**Exercise directions:** Output the material beneath this task exactly, images excluded.

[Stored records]
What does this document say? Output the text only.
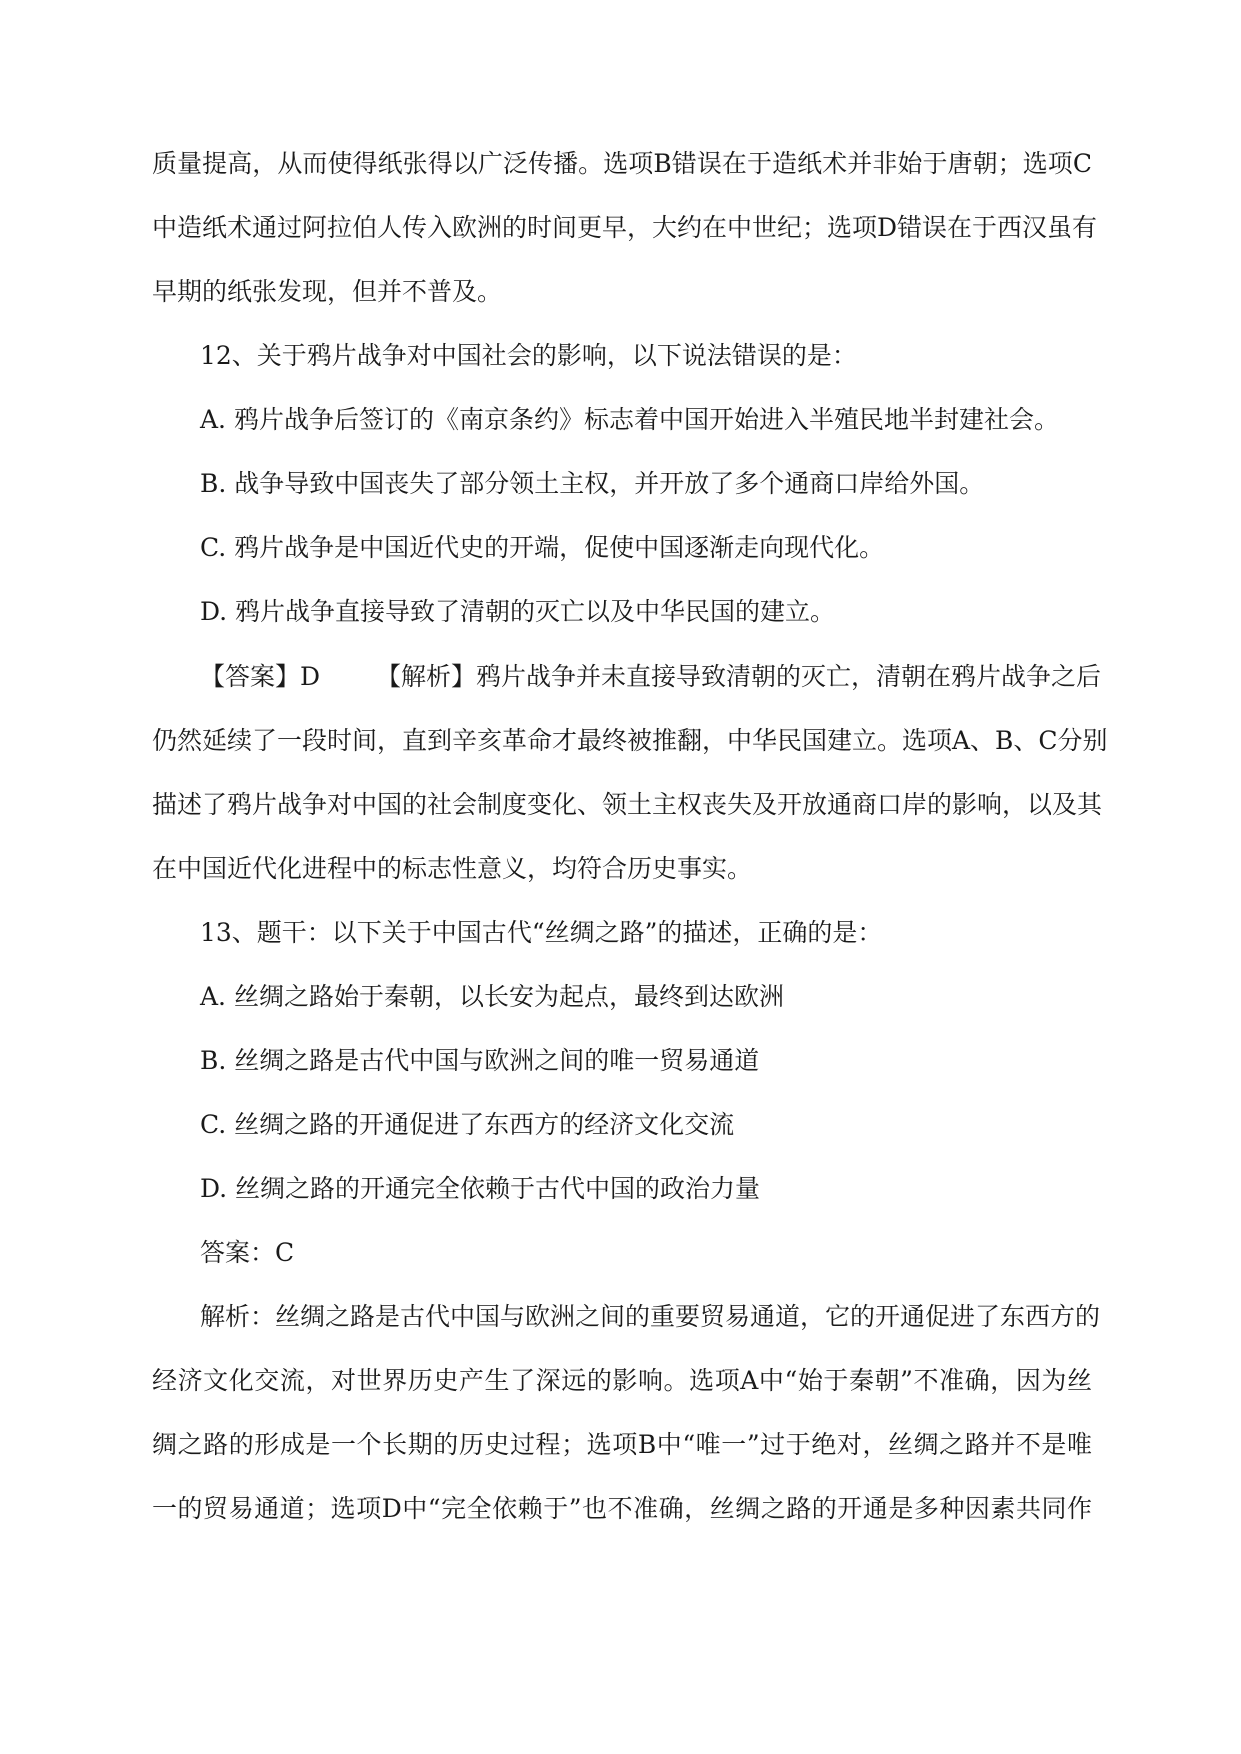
质量提高，从而使得纸张得以广泛传播。选项B错误在于造纸术并非始于唐朝；选项C
中造纸术通过阿拉伯人传入欧洲的时间更早，大约在中世纪；选项D错误在于西汉虽有
早期的纸张发现，但并不普及。
12、关于鸦片战争对中国社会的影响，以下说法错误的是：
A. 鸦片战争后签订的《南京条约》标志着中国开始进入半殖民地半封建社会。
B. 战争导致中国丧失了部分领土主权，并开放了多个通商口岸给外国。
C. 鸦片战争是中国近代史的开端，促使中国逐渐走向现代化。
D. 鸦片战争直接导致了清朝的灭亡以及中华民国的建立。
【答案】D 【解析】鸦片战争并未直接导致清朝的灭亡，清朝在鸦片战争之后
仍然延续了一段时间，直到辛亥革命才最终被推翻，中华民国建立。选项A、B、C分别
描述了鸦片战争对中国的社会制度变化、领土主权丧失及开放通商口岸的影响，以及其
在中国近代化进程中的标志性意义，均符合历史事实。
13、题干：以下关于中国古代“丝绸之路”的描述，正确的是：
A. 丝绸之路始于秦朝，以长安为起点，最终到达欧洲
B. 丝绸之路是古代中国与欧洲之间的唯一贸易通道
C. 丝绸之路的开通促进了东西方的经济文化交流
D. 丝绸之路的开通完全依赖于古代中国的政治力量
答案：C
解析：丝绸之路是古代中国与欧洲之间的重要贸易通道，它的开通促进了东西方的
经济文化交流，对世界历史产生了深远的影响。选项A中“始于秦朝”不准确，因为丝
绸之路的形成是一个长期的历史过程；选项B中“唯一”过于绝对，丝绸之路并不是唯
一的贸易通道；选项D中“完全依赖于”也不准确，丝绸之路的开通是多种因素共同作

**Result of this task:**
What does this document say? Output the text only.
质量提高，从而使得纸张得以广泛传播。选项B错误在于造纸术并非始于唐朝；选项C
中造纸术通过阿拉伯人传入欧洲的时间更早，大约在中世纪；选项D错误在于西汉虽有
早期的纸张发现，但并不普及。
12、关于鸦片战争对中国社会的影响，以下说法错误的是：
A. 鸦片战争后签订的《南京条约》标志着中国开始进入半殖民地半封建社会。
B. 战争导致中国丧失了部分领土主权，并开放了多个通商口岸给外国。
C. 鸦片战争是中国近代史的开端，促使中国逐渐走向现代化。
D. 鸦片战争直接导致了清朝的灭亡以及中华民国的建立。
【答案】D 【解析】鸦片战争并未直接导致清朝的灭亡，清朝在鸦片战争之后
仍然延续了一段时间，直到辛亥革命才最终被推翻，中华民国建立。选项A、B、C分别
描述了鸦片战争对中国的社会制度变化、领土主权丧失及开放通商口岸的影响，以及其
在中国近代化进程中的标志性意义，均符合历史事实。
13、题干：以下关于中国古代“丝绸之路”的描述，正确的是：
A. 丝绸之路始于秦朝，以长安为起点，最终到达欧洲
B. 丝绸之路是古代中国与欧洲之间的唯一贸易通道
C. 丝绸之路的开通促进了东西方的经济文化交流
D. 丝绸之路的开通完全依赖于古代中国的政治力量
答案：C
解析：丝绸之路是古代中国与欧洲之间的重要贸易通道，它的开通促进了东西方的
经济文化交流，对世界历史产生了深远的影响。选项A中“始于秦朝”不准确，因为丝
绸之路的形成是一个长期的历史过程；选项B中“唯一”过于绝对，丝绸之路并不是唯
一的贸易通道；选项D中“完全依赖于”也不准确，丝绸之路的开通是多种因素共同作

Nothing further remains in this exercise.